-- Goal --
Go through the data below. List every line that holds the word "arcmin".
-------- Source records
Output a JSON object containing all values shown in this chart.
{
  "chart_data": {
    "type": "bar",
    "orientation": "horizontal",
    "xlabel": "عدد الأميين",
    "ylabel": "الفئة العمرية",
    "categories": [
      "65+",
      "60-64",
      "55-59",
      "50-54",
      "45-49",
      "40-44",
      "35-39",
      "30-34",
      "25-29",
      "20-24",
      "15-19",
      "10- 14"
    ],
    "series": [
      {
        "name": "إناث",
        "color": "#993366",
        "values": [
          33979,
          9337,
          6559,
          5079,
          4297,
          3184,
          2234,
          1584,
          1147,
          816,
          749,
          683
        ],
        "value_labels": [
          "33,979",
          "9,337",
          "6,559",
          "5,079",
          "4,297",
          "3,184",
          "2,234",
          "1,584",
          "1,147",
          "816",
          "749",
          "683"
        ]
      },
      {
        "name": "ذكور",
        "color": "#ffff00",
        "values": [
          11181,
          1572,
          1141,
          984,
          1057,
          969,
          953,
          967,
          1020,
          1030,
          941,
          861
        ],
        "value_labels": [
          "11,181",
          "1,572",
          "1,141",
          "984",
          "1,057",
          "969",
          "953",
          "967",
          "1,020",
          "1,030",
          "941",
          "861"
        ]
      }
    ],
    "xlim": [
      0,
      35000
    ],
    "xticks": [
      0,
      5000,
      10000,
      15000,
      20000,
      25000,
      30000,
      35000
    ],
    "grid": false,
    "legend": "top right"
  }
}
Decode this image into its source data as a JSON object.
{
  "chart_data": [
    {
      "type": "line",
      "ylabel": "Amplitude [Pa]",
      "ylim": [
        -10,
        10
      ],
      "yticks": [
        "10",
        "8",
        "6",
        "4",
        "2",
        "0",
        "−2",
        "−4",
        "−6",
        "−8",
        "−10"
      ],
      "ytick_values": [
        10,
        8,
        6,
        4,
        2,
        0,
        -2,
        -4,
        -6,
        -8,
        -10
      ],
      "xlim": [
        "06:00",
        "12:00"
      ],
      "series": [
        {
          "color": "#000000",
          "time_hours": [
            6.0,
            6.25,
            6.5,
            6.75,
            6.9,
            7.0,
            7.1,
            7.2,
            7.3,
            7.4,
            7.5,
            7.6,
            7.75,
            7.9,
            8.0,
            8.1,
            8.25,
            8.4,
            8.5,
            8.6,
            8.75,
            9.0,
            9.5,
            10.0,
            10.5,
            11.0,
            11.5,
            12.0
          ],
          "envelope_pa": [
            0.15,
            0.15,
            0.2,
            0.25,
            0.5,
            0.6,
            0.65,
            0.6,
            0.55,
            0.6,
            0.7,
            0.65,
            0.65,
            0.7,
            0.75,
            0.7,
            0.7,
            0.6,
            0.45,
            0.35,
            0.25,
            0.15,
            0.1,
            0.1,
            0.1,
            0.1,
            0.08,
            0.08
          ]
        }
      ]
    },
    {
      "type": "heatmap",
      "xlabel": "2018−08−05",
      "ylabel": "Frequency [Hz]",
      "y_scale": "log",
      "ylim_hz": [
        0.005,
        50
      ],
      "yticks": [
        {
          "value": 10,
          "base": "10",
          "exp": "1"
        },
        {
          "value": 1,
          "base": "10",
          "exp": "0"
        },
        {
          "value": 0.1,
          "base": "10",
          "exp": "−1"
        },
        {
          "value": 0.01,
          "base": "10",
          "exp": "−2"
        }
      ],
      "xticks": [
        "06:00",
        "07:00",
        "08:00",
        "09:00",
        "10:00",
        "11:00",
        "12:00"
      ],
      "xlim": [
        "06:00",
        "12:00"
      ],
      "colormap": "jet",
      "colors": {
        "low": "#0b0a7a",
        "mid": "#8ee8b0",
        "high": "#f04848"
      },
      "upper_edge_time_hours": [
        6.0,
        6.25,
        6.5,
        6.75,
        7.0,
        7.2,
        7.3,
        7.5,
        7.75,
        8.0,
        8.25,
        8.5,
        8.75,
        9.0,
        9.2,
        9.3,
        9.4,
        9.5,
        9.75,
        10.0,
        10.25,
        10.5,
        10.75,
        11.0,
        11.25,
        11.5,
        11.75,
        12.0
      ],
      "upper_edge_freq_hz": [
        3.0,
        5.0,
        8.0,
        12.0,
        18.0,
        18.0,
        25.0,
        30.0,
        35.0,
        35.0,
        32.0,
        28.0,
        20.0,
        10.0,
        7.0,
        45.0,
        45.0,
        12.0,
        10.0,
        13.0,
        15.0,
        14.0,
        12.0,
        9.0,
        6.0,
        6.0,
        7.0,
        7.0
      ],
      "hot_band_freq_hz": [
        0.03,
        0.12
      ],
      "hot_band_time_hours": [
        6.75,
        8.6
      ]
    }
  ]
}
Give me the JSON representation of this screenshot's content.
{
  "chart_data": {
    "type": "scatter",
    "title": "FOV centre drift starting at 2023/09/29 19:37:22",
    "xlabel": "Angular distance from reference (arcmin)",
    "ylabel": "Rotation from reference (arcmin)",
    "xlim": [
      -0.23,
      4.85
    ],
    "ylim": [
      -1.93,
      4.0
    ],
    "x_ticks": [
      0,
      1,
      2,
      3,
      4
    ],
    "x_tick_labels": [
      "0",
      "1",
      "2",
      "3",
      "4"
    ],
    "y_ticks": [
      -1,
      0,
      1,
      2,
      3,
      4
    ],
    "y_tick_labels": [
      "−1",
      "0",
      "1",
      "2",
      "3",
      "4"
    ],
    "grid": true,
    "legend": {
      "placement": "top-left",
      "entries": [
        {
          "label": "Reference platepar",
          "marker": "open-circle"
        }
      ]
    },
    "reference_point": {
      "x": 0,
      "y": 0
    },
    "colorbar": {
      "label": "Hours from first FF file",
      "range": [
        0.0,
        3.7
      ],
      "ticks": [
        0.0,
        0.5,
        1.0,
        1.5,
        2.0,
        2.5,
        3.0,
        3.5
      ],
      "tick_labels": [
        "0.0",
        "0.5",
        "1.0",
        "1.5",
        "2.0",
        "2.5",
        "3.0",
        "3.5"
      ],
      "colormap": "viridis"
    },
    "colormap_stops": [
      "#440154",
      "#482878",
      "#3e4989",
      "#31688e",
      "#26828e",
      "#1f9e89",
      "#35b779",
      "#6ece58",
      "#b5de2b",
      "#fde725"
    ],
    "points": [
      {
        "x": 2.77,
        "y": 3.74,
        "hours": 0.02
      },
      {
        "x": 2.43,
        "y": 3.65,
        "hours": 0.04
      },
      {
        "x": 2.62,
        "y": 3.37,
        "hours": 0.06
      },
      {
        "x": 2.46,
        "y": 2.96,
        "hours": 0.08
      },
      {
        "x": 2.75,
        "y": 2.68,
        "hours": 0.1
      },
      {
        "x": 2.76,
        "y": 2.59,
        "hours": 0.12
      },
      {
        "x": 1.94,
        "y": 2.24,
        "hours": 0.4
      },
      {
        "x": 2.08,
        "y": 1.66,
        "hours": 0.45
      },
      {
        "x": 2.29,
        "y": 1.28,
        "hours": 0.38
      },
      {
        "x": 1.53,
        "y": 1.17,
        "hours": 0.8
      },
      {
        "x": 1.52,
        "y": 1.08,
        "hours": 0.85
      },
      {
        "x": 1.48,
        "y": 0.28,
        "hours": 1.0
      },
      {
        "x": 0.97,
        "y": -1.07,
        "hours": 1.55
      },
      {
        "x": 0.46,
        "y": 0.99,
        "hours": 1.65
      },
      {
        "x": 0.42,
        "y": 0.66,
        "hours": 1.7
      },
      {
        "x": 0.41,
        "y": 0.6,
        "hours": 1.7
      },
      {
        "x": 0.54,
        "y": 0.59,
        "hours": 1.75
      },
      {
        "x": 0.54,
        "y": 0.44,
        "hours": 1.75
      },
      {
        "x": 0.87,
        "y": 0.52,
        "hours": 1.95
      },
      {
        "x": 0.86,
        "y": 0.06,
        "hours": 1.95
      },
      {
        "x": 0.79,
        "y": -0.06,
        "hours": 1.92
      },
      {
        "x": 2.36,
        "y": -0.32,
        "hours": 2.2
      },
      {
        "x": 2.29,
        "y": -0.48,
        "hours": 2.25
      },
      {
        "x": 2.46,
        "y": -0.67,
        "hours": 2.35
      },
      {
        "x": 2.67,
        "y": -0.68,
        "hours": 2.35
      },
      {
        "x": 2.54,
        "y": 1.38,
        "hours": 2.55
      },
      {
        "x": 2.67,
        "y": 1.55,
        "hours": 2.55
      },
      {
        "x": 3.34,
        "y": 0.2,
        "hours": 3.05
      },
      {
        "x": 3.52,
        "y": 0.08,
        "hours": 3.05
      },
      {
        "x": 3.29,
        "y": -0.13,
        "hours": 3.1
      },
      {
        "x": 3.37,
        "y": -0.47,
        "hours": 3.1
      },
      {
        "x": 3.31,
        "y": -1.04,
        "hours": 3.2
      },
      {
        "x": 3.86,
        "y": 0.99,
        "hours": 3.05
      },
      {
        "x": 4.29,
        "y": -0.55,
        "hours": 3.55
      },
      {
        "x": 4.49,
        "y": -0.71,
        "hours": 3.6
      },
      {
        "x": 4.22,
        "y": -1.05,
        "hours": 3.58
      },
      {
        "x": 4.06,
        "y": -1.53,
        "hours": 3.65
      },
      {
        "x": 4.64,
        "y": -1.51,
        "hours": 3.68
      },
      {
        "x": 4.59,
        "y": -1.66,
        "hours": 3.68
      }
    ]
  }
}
----------------
-- Solution for this problem --
    "xlabel": "Angular distance from reference (arcmin)",
    "ylabel": "Rotation from reference (arcmin)",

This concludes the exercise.